++++ DATASET
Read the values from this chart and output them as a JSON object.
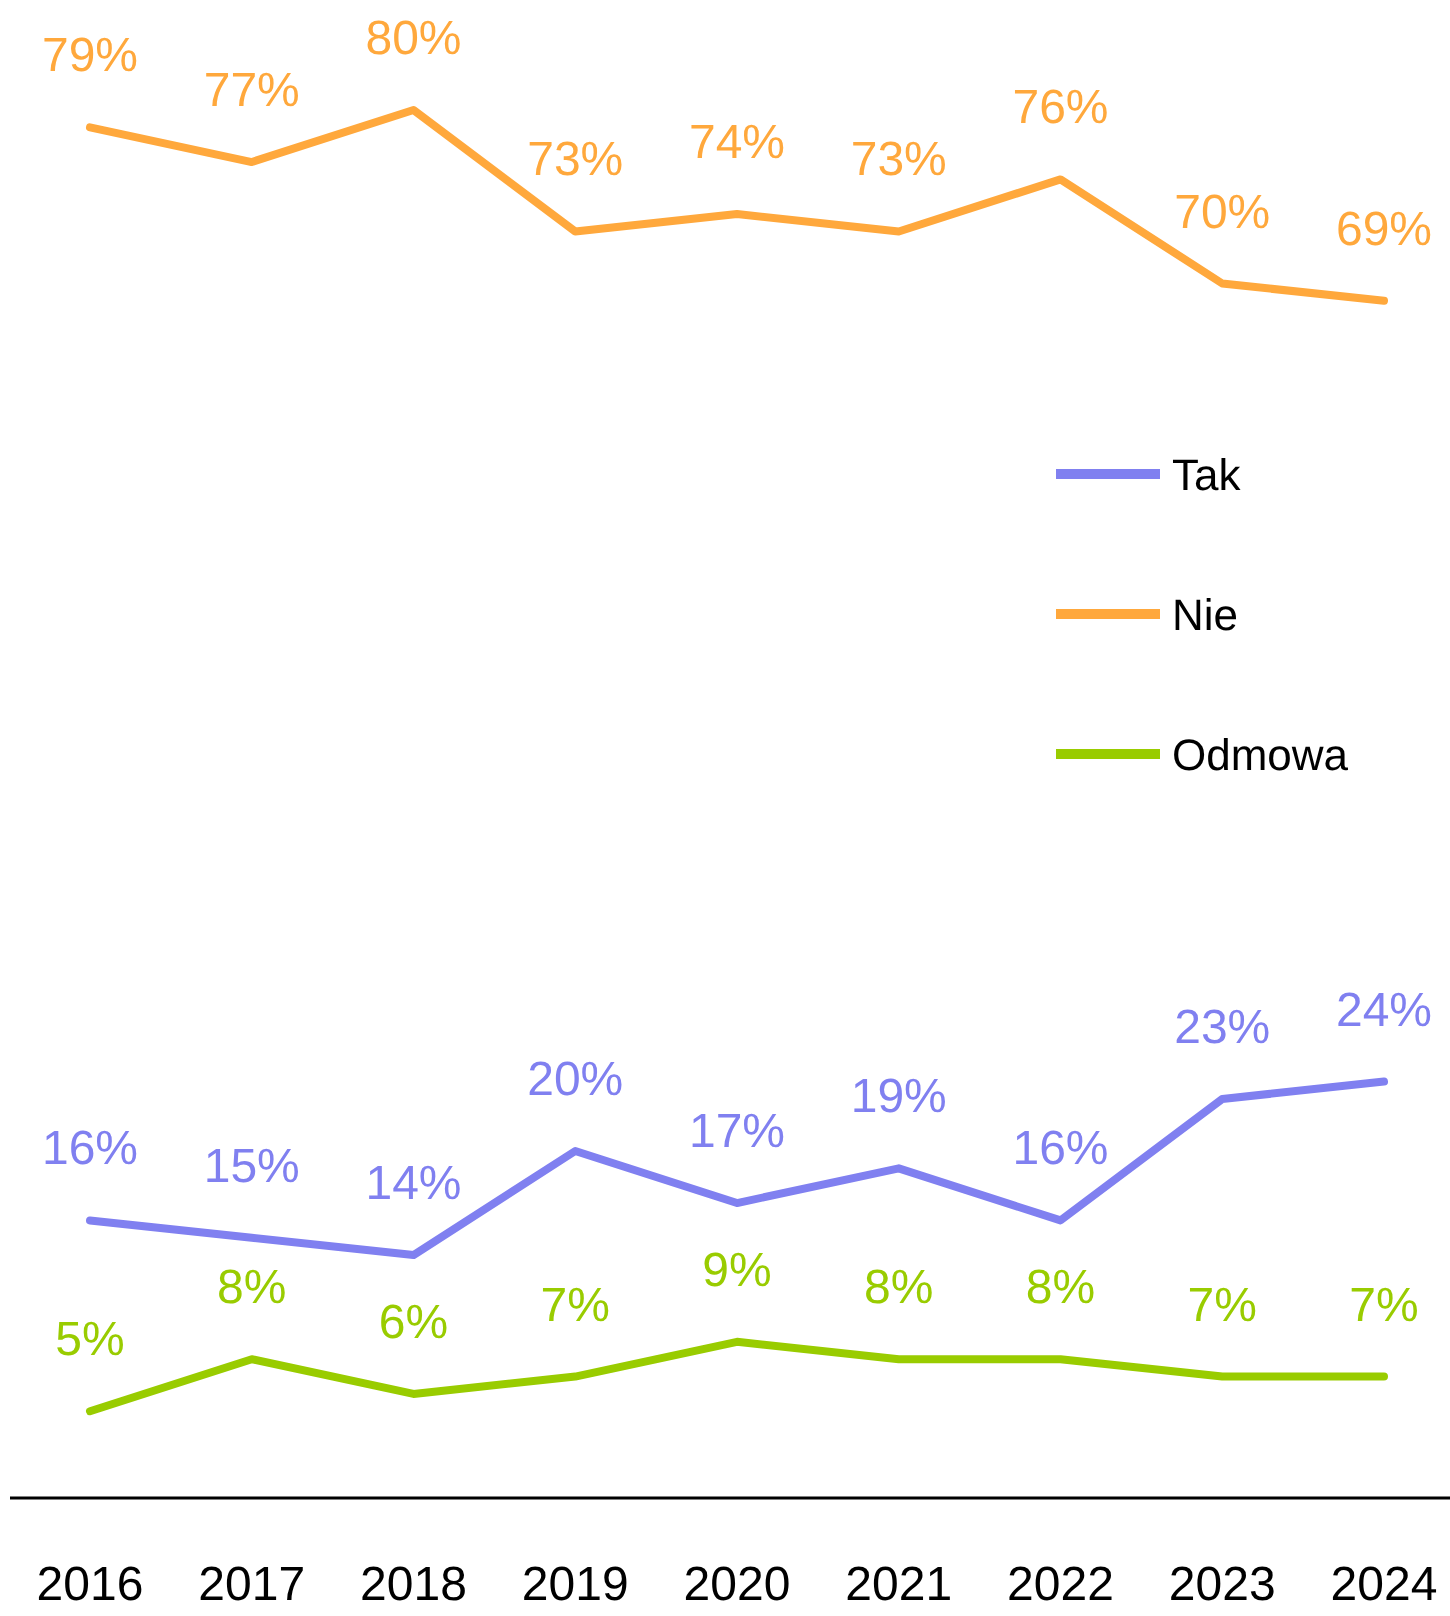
{
  "chart_data": {
    "type": "line",
    "categories": [
      "2016",
      "2017",
      "2018",
      "2019",
      "2020",
      "2021",
      "2022",
      "2023",
      "2024"
    ],
    "tick_labels": "x",
    "legend": "right",
    "marker": "none",
    "line_style": "solid",
    "series": [
      {
        "name": "Tak",
        "color": "#8080f0",
        "values": [
          16,
          15,
          14,
          20,
          17,
          19,
          16,
          23,
          24
        ],
        "value_labels": [
          "16%",
          "15%",
          "14%",
          "20%",
          "17%",
          "19%",
          "16%",
          "23%",
          "24%"
        ]
      },
      {
        "name": "Nie",
        "color": "#ffa83c",
        "values": [
          79,
          77,
          80,
          73,
          74,
          73,
          76,
          70,
          69
        ],
        "value_labels": [
          "79%",
          "77%",
          "80%",
          "73%",
          "74%",
          "73%",
          "76%",
          "70%",
          "69%"
        ]
      },
      {
        "name": "Odmowa",
        "color": "#99cc00",
        "values": [
          5,
          8,
          6,
          7,
          9,
          8,
          8,
          7,
          7
        ],
        "value_labels": [
          "5%",
          "8%",
          "6%",
          "7%",
          "9%",
          "8%",
          "8%",
          "7%",
          "7%"
        ]
      }
    ]
  }
}
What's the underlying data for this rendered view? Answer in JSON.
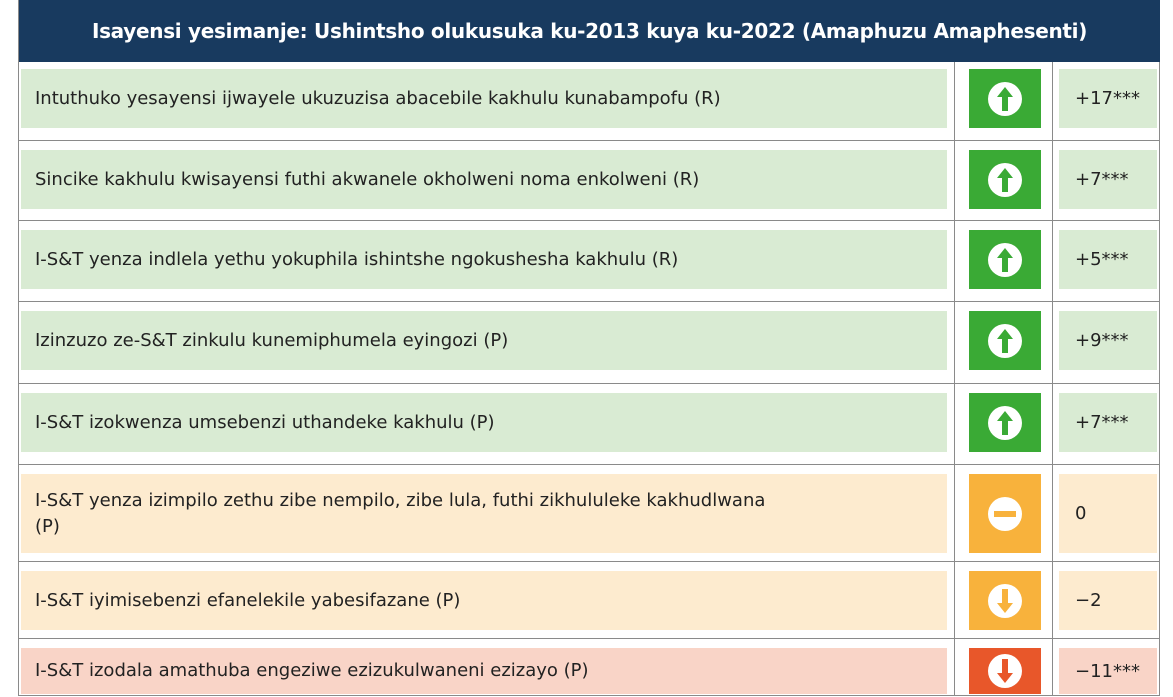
{
  "header": {
    "title": "Isayensi yesimanje: Ushintsho olukusuka ku-2013 kuya ku-2022 (Amaphuzu Amaphesenti)"
  },
  "table": {
    "rows": [
      {
        "label": "Intuthuko yesayensi ijwayele ukuzuzisa abacebile kakhulu kunabampofu (R)",
        "value": "+17***",
        "trend": "up",
        "color": "#3aaa35",
        "background": "#d9ebd3"
      },
      {
        "label": "Sincike kakhulu kwisayensi futhi akwanele okholweni noma enkolweni (R)",
        "value": "+7***",
        "trend": "up",
        "color": "#3aaa35",
        "background": "#d9ebd3"
      },
      {
        "label": "I-S&T yenza indlela yethu yokuphila ishintshe ngokushesha kakhulu (R)",
        "value": "+5***",
        "trend": "up",
        "color": "#3aaa35",
        "background": "#d9ebd3"
      },
      {
        "label": "Izinzuzo ze-S&T zinkulu kunemiphumela eyingozi (P)",
        "value": "+9***",
        "trend": "up",
        "color": "#3aaa35",
        "background": "#d9ebd3"
      },
      {
        "label": "I-S&T izokwenza umsebenzi uthandeke kakhulu (P)",
        "value": "+7***",
        "trend": "up",
        "color": "#3aaa35",
        "background": "#d9ebd3"
      },
      {
        "label": "I-S&T yenza izimpilo zethu zibe nempilo, zibe lula, futhi zikhululeke kakhudlwana (P)",
        "value": "0",
        "trend": "neutral",
        "color": "#f8b23c",
        "background": "#fdebcf"
      },
      {
        "label": "I-S&T iyimisebenzi efanelekile yabesifazane (P)",
        "value": "−2",
        "trend": "down",
        "color": "#f8b23c",
        "background": "#fdebcf"
      },
      {
        "label": "I-S&T izodala amathuba engeziwe ezizukulwaneni ezizayo (P)",
        "value": "−11***",
        "trend": "down",
        "color": "#e8572a",
        "background": "#f9d4c7"
      }
    ]
  }
}
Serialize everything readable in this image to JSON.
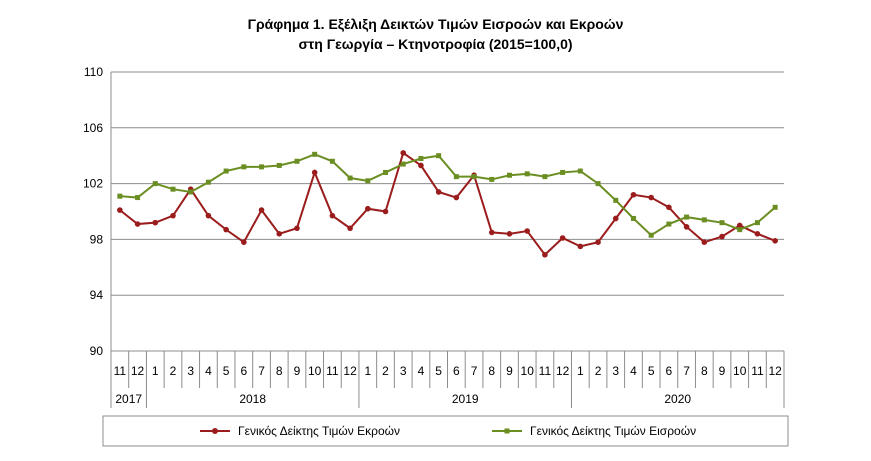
++++++++
■ BRIEF:
Transcribe the entries above verbatim, omitting their pictures.

■ OUTPUT OF THE TASK:
Read the values from this chart and output them as a JSON object.
{
  "chart_data": {
    "type": "line",
    "categories": [
      "2016",
      "2017",
      "2018",
      "2019",
      "2020",
      "2021",
      "2022",
      "2023",
      "2024"
    ],
    "tick_labels": "x",
    "legend": "right",
    "marker": "none",
    "line_style": "solid",
    "series": [
      {
        "name": "Tak",
        "color": "#8080f0",
        "values": [
          16,
          15,
          14,
          20,
          17,
          19,
          16,
          23,
          24
        ],
        "value_labels": [
          "16%",
          "15%",
          "14%",
          "20%",
          "17%",
          "19%",
          "16%",
          "23%",
          "24%"
        ]
      },
      {
        "name": "Nie",
        "color": "#ffa83c",
        "values": [
          79,
          77,
          80,
          73,
          74,
          73,
          76,
          70,
          69
        ],
        "value_labels": [
          "79%",
          "77%",
          "80%",
          "73%",
          "74%",
          "73%",
          "76%",
          "70%",
          "69%"
        ]
      },
      {
        "name": "Odmowa",
        "color": "#99cc00",
        "values": [
          5,
          8,
          6,
          7,
          9,
          8,
          8,
          7,
          7
        ],
        "value_labels": [
          "5%",
          "8%",
          "6%",
          "7%",
          "9%",
          "8%",
          "8%",
          "7%",
          "7%"
        ]
      }
    ]
  }
}
What's the underlying data for this rendered view? Answer in JSON.
{
  "header": {
    "title": "Isayensi yesimanje: Ushintsho olukusuka ku-2013 kuya ku-2022 (Amaphuzu Amaphesenti)"
  },
  "table": {
    "rows": [
      {
        "label": "Intuthuko yesayensi ijwayele ukuzuzisa abacebile kakhulu kunabampofu (R)",
        "value": "+17***",
        "trend": "up",
        "color": "#3aaa35",
        "background": "#d9ebd3"
      },
      {
        "label": "Sincike kakhulu kwisayensi futhi akwanele okholweni noma enkolweni (R)",
        "value": "+7***",
        "trend": "up",
        "color": "#3aaa35",
        "background": "#d9ebd3"
      },
      {
        "label": "I-S&T yenza indlela yethu yokuphila ishintshe ngokushesha kakhulu (R)",
        "value": "+5***",
        "trend": "up",
        "color": "#3aaa35",
        "background": "#d9ebd3"
      },
      {
        "label": "Izinzuzo ze-S&T zinkulu kunemiphumela eyingozi (P)",
        "value": "+9***",
        "trend": "up",
        "color": "#3aaa35",
        "background": "#d9ebd3"
      },
      {
        "label": "I-S&T izokwenza umsebenzi uthandeke kakhulu (P)",
        "value": "+7***",
        "trend": "up",
        "color": "#3aaa35",
        "background": "#d9ebd3"
      },
      {
        "label": "I-S&T yenza izimpilo zethu zibe nempilo, zibe lula, futhi zikhululeke kakhudlwana (P)",
        "value": "0",
        "trend": "neutral",
        "color": "#f8b23c",
        "background": "#fdebcf"
      },
      {
        "label": "I-S&T iyimisebenzi efanelekile yabesifazane (P)",
        "value": "−2",
        "trend": "down",
        "color": "#f8b23c",
        "background": "#fdebcf"
      },
      {
        "label": "I-S&T izodala amathuba engeziwe ezizukulwaneni ezizayo (P)",
        "value": "−11***",
        "trend": "down",
        "color": "#e8572a",
        "background": "#f9d4c7"
      }
    ]
  }
}
Serialize everything readable in this image to JSON.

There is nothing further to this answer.